Input data.
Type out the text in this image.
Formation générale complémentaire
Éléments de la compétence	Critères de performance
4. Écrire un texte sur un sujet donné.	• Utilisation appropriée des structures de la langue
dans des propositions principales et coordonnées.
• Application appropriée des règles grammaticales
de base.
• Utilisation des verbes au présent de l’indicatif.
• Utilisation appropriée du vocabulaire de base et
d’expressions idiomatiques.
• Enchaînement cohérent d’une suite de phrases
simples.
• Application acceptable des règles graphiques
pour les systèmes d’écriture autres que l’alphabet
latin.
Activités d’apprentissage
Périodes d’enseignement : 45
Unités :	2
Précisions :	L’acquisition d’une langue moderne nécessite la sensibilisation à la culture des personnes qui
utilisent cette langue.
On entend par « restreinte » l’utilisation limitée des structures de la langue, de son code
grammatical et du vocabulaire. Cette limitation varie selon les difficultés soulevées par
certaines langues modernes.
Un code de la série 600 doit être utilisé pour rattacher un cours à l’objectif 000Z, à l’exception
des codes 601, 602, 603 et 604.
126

Stated goal. Filter out every line that lacks the word "base", and copy the rest.

Task output.
de base.
• Utilisation appropriée du vocabulaire de base et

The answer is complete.